MATERIAL PROVIDED:
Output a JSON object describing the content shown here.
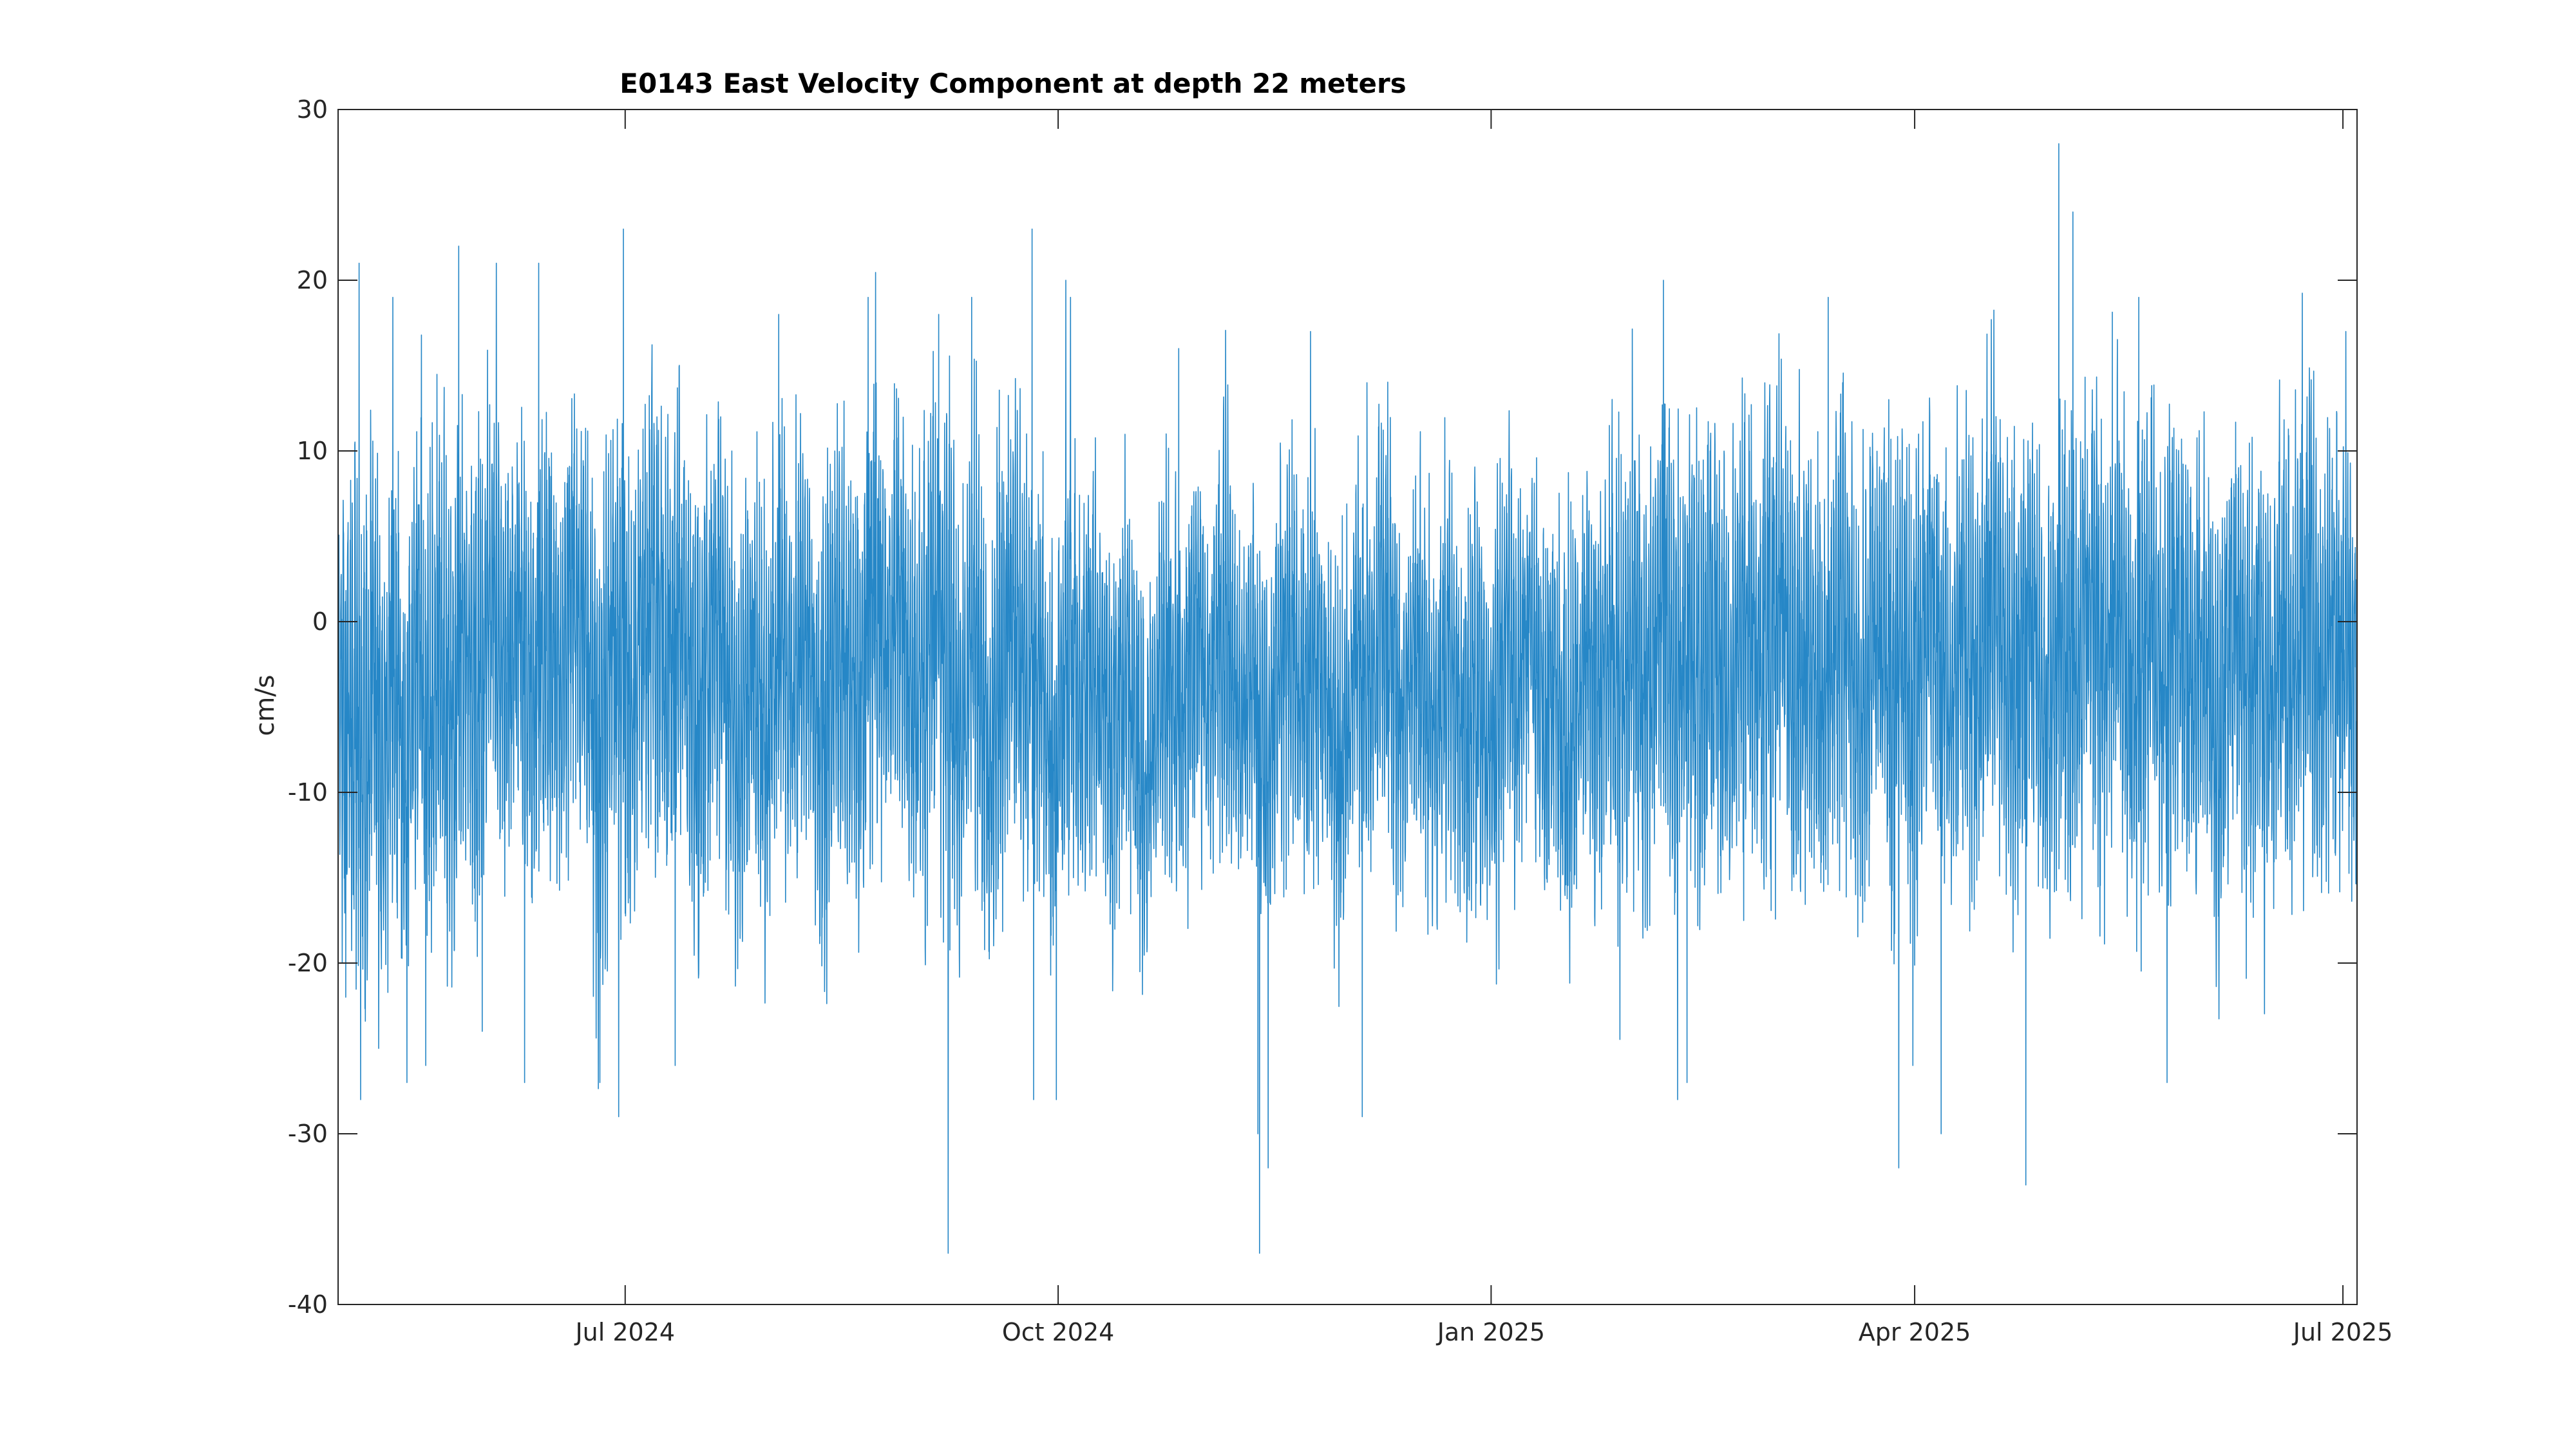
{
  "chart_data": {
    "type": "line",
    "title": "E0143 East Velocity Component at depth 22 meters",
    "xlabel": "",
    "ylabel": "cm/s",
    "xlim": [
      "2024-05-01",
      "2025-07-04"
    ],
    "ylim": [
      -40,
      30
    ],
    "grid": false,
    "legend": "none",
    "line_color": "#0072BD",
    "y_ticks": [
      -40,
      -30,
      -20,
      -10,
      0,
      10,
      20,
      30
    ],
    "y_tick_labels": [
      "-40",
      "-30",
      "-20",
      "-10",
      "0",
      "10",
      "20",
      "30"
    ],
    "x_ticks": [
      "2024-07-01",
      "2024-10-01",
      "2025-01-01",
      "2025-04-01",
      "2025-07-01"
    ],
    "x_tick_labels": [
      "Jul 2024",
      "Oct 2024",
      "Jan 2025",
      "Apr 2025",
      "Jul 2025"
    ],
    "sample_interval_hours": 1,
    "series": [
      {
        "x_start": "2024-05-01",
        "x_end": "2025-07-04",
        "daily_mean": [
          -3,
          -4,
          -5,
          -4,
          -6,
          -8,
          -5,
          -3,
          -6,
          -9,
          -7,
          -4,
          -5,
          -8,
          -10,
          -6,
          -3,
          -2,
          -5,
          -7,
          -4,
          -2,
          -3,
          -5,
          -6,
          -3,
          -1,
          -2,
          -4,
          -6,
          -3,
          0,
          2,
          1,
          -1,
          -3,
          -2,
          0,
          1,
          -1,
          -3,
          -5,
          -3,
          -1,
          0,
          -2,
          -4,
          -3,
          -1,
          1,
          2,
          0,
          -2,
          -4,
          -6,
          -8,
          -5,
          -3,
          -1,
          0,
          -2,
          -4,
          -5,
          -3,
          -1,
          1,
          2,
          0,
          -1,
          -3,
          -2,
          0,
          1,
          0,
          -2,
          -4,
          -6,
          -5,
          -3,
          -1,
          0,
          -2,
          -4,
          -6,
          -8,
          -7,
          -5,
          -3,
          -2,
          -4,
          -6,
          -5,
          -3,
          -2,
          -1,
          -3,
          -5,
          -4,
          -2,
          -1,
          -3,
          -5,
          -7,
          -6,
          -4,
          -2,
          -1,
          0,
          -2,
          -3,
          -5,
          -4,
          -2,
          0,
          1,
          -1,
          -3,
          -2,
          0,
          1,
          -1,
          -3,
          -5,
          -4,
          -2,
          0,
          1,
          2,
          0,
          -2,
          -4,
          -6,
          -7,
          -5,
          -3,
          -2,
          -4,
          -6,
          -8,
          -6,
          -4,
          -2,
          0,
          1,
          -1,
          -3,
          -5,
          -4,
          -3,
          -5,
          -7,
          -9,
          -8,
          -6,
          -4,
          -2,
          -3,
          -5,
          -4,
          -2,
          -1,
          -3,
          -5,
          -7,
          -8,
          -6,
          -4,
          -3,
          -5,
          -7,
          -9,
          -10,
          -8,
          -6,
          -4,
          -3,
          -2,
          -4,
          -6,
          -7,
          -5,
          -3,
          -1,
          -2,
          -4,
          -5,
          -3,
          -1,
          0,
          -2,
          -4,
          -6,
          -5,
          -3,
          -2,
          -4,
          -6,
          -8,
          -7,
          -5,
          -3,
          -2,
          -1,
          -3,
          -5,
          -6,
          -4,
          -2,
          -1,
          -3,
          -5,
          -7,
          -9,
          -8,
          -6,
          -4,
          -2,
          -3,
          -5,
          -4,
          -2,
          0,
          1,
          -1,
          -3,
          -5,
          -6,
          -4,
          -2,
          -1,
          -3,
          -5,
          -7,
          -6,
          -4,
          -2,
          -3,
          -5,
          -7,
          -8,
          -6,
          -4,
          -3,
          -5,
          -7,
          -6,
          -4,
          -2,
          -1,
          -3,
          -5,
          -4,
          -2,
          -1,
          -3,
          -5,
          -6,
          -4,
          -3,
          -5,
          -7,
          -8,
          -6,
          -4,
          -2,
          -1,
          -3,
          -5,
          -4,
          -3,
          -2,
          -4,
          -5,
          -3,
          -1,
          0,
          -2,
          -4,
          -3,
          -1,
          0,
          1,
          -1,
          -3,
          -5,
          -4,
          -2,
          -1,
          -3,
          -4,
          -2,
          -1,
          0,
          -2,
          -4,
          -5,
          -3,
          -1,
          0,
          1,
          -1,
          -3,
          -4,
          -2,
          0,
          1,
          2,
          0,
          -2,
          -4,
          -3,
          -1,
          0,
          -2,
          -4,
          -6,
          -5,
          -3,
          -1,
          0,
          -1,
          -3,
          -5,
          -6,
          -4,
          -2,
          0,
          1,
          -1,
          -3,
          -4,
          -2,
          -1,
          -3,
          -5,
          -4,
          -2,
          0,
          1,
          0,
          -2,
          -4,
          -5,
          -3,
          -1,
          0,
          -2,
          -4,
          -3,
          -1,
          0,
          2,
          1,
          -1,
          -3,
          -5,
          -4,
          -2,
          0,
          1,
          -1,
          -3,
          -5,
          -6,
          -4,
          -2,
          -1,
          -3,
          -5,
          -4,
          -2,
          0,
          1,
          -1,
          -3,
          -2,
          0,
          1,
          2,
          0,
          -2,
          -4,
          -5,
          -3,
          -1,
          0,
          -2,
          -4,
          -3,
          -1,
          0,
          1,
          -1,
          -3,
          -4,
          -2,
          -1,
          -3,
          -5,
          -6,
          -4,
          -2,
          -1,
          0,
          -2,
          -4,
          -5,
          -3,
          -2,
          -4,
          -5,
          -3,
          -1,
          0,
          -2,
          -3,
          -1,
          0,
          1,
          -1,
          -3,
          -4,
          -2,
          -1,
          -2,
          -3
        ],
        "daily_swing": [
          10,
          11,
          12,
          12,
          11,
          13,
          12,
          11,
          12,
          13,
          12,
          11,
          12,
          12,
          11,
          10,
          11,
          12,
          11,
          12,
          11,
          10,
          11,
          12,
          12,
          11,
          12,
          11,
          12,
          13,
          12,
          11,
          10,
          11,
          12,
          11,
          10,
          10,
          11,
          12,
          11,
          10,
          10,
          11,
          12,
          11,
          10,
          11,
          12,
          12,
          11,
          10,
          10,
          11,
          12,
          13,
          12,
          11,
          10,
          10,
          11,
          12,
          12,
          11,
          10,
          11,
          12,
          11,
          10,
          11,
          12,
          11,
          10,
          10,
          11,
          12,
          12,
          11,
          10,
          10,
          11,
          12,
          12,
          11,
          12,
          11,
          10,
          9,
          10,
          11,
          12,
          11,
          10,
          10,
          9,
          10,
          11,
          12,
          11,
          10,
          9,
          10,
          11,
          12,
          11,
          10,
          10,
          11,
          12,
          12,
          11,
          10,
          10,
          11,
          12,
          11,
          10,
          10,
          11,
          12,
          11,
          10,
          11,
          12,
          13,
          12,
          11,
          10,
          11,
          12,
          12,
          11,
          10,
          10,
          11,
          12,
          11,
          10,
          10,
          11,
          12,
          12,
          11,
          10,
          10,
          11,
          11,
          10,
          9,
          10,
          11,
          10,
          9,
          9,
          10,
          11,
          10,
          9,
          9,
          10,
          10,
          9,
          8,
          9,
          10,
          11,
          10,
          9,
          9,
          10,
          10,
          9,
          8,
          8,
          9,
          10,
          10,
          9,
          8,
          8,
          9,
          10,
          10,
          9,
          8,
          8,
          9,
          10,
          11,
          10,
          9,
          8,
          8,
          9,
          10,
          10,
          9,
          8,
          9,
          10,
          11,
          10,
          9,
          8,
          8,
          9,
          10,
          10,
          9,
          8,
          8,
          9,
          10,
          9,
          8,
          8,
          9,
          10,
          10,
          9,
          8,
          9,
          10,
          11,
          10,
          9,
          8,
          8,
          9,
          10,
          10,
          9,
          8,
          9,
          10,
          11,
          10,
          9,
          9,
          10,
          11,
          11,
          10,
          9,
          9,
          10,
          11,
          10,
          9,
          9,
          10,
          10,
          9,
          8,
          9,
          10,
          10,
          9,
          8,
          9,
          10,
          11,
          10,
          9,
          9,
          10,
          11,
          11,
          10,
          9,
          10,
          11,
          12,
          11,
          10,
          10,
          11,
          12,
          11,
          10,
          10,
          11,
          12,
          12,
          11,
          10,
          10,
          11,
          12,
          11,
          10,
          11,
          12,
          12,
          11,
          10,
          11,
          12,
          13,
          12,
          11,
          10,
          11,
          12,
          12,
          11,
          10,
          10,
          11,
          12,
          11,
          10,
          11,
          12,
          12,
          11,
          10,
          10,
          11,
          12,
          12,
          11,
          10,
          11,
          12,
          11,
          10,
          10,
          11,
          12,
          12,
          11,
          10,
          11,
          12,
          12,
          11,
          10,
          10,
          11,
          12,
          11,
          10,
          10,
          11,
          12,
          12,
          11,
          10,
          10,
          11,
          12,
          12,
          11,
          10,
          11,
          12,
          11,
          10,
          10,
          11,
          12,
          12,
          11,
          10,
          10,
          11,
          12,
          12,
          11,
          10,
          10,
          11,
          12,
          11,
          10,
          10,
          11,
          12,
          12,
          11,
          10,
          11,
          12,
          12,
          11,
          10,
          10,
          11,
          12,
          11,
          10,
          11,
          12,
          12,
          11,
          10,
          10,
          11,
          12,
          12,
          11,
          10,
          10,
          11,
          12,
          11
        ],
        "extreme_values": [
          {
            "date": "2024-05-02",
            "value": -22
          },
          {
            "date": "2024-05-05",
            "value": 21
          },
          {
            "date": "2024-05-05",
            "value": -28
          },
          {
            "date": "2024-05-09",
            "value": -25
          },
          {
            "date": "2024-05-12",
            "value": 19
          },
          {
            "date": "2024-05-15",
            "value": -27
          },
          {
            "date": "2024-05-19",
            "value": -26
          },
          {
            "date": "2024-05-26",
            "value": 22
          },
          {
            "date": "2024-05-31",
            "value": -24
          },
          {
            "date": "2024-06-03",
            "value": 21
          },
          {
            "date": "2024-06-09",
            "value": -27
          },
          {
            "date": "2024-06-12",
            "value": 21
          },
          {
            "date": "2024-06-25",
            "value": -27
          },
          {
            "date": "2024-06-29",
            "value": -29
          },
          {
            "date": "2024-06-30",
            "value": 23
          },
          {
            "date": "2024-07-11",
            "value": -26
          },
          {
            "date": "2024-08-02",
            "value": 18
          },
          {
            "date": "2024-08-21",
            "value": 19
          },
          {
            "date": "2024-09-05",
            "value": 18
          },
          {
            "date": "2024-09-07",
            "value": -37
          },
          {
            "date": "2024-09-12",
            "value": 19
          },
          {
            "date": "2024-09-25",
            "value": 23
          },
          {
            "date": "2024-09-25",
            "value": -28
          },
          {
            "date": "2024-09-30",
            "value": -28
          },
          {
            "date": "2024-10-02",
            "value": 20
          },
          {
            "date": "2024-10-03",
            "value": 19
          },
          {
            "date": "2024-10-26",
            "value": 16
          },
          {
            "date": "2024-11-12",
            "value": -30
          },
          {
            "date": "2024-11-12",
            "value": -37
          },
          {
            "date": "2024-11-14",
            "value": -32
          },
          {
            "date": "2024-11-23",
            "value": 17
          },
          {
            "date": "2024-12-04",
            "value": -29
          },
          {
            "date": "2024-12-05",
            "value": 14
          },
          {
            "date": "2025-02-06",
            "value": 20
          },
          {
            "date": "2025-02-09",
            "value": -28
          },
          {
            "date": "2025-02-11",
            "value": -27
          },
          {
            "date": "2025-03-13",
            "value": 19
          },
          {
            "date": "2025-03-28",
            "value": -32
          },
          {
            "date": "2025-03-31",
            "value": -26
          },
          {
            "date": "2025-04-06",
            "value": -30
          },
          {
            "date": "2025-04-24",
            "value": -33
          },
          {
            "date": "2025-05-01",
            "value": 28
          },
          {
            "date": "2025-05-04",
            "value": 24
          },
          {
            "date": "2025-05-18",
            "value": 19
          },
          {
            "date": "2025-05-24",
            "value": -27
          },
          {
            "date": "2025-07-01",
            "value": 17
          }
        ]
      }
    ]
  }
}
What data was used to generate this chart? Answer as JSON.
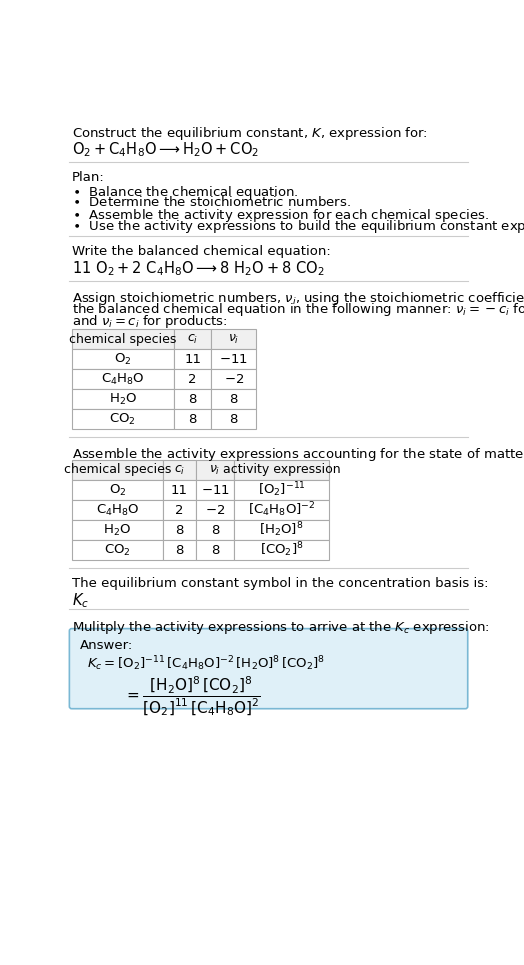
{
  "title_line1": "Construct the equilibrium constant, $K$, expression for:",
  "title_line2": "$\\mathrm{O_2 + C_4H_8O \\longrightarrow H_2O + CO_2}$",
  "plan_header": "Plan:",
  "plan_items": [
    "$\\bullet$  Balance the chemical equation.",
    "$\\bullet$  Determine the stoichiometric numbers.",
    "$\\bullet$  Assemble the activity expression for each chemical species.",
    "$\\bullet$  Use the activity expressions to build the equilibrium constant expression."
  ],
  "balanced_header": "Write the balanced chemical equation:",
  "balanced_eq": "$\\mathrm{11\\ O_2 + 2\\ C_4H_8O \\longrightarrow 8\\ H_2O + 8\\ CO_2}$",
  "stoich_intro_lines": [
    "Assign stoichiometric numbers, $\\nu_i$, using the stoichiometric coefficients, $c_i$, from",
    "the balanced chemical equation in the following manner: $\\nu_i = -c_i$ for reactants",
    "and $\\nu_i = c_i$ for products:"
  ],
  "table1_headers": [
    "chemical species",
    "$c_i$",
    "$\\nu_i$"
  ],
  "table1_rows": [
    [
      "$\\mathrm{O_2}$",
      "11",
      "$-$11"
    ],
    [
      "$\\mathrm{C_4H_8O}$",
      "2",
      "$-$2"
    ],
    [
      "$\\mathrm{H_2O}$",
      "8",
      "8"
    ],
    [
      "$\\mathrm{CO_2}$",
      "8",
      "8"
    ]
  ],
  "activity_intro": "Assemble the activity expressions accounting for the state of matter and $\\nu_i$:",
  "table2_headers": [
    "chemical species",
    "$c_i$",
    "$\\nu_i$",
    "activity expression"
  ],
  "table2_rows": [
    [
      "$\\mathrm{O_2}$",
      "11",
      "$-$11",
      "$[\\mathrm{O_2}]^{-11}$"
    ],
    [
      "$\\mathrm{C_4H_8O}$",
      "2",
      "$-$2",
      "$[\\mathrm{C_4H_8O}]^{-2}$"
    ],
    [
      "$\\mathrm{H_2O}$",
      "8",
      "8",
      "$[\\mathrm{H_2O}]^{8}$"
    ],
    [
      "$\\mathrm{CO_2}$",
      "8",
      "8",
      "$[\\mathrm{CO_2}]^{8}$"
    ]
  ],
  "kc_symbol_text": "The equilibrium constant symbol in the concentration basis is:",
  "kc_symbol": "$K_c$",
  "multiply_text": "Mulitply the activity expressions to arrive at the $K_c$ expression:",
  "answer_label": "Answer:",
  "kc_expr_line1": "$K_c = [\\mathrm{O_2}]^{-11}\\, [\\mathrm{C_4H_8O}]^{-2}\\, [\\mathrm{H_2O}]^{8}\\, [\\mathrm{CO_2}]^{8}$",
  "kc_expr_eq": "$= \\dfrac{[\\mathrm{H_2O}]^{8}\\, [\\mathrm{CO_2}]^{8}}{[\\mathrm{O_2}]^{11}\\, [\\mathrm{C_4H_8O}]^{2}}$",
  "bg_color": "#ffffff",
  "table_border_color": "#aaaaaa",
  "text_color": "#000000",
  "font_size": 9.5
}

SHORT PROBLEM: Go through the records. Copy each line where "longrightarrow" appears.

RESULT FOR THIS EXERCISE:
  "title_line2": "$\\mathrm{O_2 + C_4H_8O \\longrightarrow H_2O + CO_2}$",
  "balanced_eq": "$\\mathrm{11\\ O_2 + 2\\ C_4H_8O \\longrightarrow 8\\ H_2O + 8\\ CO_2}$",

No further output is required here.